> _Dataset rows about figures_

——

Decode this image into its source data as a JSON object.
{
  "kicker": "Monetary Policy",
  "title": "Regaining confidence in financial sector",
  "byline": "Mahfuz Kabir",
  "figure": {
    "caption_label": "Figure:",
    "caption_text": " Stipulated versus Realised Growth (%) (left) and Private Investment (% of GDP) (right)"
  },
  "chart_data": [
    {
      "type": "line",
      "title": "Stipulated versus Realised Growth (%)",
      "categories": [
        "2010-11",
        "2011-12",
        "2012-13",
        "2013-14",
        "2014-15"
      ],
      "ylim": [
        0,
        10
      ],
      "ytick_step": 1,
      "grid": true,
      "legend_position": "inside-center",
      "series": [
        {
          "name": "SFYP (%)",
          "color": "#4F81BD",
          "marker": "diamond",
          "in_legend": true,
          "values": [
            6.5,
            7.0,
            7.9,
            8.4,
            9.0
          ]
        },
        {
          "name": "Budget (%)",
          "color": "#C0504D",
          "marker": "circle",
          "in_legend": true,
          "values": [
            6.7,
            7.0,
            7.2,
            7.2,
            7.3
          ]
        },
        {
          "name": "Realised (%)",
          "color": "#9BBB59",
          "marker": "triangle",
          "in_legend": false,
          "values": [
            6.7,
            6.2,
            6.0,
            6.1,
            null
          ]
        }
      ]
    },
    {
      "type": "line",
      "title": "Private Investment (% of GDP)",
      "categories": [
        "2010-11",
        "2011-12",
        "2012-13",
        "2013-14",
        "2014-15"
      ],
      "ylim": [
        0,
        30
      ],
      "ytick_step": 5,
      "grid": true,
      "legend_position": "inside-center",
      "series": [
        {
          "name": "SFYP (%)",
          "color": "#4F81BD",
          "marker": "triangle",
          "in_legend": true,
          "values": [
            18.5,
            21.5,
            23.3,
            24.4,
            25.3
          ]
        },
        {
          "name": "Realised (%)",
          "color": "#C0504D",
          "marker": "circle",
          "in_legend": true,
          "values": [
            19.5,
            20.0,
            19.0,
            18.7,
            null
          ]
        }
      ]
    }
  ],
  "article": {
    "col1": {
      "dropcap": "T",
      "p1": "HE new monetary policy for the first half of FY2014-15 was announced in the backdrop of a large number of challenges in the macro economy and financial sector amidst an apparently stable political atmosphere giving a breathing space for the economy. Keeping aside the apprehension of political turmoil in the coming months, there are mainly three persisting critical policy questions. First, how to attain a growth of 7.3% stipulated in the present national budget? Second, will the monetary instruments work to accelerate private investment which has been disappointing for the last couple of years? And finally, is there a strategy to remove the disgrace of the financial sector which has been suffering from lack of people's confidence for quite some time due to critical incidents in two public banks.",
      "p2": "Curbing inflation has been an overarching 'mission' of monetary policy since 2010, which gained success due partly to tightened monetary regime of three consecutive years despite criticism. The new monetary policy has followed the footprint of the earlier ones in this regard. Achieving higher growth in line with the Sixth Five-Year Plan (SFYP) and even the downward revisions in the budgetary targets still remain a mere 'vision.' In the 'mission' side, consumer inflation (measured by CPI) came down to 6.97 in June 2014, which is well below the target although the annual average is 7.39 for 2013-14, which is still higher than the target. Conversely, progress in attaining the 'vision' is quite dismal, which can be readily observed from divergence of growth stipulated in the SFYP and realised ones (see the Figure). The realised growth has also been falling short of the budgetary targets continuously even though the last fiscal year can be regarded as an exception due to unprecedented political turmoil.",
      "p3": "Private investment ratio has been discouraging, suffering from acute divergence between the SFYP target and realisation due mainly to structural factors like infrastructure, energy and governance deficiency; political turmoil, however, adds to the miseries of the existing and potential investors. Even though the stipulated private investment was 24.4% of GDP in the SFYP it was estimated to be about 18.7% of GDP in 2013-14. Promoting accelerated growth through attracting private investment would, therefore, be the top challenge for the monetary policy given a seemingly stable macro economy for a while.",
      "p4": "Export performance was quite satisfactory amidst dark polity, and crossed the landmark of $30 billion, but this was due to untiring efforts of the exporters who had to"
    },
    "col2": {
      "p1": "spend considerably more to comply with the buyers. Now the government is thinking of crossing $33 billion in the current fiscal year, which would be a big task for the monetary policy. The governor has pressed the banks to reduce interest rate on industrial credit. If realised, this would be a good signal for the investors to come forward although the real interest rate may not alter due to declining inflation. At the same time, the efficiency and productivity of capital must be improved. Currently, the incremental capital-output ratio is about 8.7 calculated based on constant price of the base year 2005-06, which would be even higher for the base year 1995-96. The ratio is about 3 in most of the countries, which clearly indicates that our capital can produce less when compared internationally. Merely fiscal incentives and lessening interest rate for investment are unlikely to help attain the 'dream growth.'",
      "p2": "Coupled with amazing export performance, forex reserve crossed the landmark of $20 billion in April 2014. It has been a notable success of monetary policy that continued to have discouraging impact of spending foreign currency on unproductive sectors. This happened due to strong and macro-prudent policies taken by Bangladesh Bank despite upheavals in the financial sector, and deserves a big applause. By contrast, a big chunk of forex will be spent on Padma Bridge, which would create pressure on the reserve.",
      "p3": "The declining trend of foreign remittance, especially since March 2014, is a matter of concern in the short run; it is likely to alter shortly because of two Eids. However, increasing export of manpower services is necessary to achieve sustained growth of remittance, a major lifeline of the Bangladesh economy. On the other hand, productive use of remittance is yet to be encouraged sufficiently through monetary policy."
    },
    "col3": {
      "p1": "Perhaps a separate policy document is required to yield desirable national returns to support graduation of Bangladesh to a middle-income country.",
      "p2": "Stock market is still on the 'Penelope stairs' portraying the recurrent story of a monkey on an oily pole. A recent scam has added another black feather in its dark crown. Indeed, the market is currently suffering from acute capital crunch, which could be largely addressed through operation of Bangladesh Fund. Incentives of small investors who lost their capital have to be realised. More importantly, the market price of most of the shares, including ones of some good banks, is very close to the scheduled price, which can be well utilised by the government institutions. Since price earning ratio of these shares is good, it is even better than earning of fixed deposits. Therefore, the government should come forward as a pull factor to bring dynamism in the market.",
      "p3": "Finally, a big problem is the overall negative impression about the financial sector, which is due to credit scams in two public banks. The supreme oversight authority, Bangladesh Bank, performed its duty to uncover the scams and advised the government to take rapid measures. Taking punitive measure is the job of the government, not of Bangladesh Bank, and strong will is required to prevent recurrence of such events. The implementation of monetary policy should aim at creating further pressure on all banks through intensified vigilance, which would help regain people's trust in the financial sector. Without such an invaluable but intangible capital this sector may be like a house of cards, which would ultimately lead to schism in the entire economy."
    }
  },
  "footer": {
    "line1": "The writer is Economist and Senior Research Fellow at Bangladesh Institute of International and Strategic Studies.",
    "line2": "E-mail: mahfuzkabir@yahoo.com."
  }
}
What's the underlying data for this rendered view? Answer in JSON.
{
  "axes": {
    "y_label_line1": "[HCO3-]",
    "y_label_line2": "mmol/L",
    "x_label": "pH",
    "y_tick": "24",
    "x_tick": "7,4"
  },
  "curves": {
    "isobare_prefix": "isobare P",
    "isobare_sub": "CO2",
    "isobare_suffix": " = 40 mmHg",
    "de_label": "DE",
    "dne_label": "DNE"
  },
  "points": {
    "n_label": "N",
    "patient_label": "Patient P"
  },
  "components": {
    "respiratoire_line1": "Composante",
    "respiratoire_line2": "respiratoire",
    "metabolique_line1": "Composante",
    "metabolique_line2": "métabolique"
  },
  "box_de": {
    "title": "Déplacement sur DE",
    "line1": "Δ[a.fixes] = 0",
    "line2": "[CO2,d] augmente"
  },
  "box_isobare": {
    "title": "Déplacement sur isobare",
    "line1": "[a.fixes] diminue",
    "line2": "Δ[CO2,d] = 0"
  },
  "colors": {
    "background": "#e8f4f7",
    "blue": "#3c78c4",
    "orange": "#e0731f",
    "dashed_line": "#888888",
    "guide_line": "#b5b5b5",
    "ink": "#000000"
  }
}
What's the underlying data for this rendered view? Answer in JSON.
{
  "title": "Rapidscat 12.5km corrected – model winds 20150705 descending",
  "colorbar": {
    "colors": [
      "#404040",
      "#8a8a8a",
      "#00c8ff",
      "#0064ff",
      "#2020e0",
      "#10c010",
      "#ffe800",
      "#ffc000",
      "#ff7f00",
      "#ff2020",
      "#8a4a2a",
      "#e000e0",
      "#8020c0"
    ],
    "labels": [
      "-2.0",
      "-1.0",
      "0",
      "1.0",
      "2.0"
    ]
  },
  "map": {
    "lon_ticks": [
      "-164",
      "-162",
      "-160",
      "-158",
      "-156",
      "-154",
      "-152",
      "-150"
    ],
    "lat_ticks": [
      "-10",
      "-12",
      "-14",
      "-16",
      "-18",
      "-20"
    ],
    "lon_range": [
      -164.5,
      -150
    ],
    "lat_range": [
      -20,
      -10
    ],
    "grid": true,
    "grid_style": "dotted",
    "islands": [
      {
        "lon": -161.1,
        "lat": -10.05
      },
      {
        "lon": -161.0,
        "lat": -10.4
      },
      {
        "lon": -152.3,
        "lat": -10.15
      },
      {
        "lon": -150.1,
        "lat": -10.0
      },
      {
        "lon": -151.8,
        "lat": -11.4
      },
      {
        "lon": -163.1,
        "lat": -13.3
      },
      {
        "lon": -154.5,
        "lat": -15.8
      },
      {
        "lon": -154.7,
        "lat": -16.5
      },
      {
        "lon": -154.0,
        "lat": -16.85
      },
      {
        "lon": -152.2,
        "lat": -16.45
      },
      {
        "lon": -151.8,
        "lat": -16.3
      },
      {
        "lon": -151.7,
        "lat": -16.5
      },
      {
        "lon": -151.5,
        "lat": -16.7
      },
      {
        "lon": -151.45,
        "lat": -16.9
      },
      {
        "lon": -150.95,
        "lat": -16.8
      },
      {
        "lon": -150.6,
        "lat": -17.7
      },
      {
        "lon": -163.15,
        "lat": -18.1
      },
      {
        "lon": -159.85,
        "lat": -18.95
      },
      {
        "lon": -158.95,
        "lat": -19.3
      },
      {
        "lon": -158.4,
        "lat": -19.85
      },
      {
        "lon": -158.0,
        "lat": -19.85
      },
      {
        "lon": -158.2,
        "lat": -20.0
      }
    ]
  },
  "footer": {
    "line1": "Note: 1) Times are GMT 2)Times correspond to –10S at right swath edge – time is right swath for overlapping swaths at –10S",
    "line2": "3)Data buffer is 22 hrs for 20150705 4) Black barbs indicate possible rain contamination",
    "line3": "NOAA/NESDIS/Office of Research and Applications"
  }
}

——

> _What to do_
Find the string "Research" in the entries above and return each line that holds it.

> _Exercise response_
    "line1": "The writer is Economist and Senior Research Fellow at Bangladesh Institute of International and Strategic Studies.",
    "line3": "NOAA/NESDIS/Office of Research and Applications"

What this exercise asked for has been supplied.